* Aim of the exercise
Exact reproduction is required for all entries.

Stored records
================

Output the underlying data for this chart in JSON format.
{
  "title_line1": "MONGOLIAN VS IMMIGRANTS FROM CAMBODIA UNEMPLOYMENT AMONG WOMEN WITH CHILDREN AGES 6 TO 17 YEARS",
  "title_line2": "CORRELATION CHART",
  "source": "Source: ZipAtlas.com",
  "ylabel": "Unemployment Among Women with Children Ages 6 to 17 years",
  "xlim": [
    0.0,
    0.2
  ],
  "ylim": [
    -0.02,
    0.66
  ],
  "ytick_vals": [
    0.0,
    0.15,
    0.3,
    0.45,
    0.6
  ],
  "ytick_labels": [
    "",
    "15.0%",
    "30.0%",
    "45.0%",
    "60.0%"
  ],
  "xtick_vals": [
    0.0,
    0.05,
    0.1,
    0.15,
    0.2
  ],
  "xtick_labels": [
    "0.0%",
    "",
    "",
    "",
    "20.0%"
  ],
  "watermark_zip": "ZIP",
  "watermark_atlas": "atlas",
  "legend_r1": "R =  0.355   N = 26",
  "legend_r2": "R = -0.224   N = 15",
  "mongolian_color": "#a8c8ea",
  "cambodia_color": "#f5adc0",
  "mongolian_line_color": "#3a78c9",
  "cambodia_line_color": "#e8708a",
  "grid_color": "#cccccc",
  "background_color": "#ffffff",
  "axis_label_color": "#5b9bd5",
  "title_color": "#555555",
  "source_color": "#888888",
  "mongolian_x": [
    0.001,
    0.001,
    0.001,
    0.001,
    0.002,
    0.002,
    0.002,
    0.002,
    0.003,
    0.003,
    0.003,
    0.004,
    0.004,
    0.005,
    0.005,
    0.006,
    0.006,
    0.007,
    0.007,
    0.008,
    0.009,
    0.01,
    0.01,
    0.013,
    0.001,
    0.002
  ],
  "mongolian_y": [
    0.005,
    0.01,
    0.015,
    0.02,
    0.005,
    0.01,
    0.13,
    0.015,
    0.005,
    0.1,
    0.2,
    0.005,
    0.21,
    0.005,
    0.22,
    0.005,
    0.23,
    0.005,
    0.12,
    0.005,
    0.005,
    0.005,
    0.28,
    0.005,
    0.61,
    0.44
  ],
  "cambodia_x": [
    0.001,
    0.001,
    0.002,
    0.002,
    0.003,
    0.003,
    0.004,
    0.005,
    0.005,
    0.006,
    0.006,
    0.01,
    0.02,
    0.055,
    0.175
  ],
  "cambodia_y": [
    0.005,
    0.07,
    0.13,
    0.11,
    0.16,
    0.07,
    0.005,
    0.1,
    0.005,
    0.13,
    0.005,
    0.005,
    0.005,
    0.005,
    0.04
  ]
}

================

* Written solution
Output the underlying data for this chart in JSON format.
{
  "title_line1": "MONGOLIAN VS IMMIGRANTS FROM CAMBODIA UNEMPLOYMENT AMONG WOMEN WITH CHILDREN AGES 6 TO 17 YEARS",
  "title_line2": "CORRELATION CHART",
  "source": "Source: ZipAtlas.com",
  "ylabel": "Unemployment Among Women with Children Ages 6 to 17 years",
  "xlim": [
    0.0,
    0.2
  ],
  "ylim": [
    -0.02,
    0.66
  ],
  "ytick_vals": [
    0.0,
    0.15,
    0.3,
    0.45,
    0.6
  ],
  "ytick_labels": [
    "",
    "15.0%",
    "30.0%",
    "45.0%",
    "60.0%"
  ],
  "xtick_vals": [
    0.0,
    0.05,
    0.1,
    0.15,
    0.2
  ],
  "xtick_labels": [
    "0.0%",
    "",
    "",
    "",
    "20.0%"
  ],
  "watermark_zip": "ZIP",
  "watermark_atlas": "atlas",
  "legend_r1": "R =  0.355   N = 26",
  "legend_r2": "R = -0.224   N = 15",
  "mongolian_color": "#a8c8ea",
  "cambodia_color": "#f5adc0",
  "mongolian_line_color": "#3a78c9",
  "cambodia_line_color": "#e8708a",
  "grid_color": "#cccccc",
  "background_color": "#ffffff",
  "axis_label_color": "#5b9bd5",
  "title_color": "#555555",
  "source_color": "#888888",
  "mongolian_x": [
    0.001,
    0.001,
    0.001,
    0.001,
    0.002,
    0.002,
    0.002,
    0.002,
    0.003,
    0.003,
    0.003,
    0.004,
    0.004,
    0.005,
    0.005,
    0.006,
    0.006,
    0.007,
    0.007,
    0.008,
    0.009,
    0.01,
    0.01,
    0.013,
    0.001,
    0.002
  ],
  "mongolian_y": [
    0.005,
    0.01,
    0.015,
    0.02,
    0.005,
    0.01,
    0.13,
    0.015,
    0.005,
    0.1,
    0.2,
    0.005,
    0.21,
    0.005,
    0.22,
    0.005,
    0.23,
    0.005,
    0.12,
    0.005,
    0.005,
    0.005,
    0.28,
    0.005,
    0.61,
    0.44
  ],
  "cambodia_x": [
    0.001,
    0.001,
    0.002,
    0.002,
    0.003,
    0.003,
    0.004,
    0.005,
    0.005,
    0.006,
    0.006,
    0.01,
    0.02,
    0.055,
    0.175
  ],
  "cambodia_y": [
    0.005,
    0.07,
    0.13,
    0.11,
    0.16,
    0.07,
    0.005,
    0.1,
    0.005,
    0.13,
    0.005,
    0.005,
    0.005,
    0.005,
    0.04
  ]
}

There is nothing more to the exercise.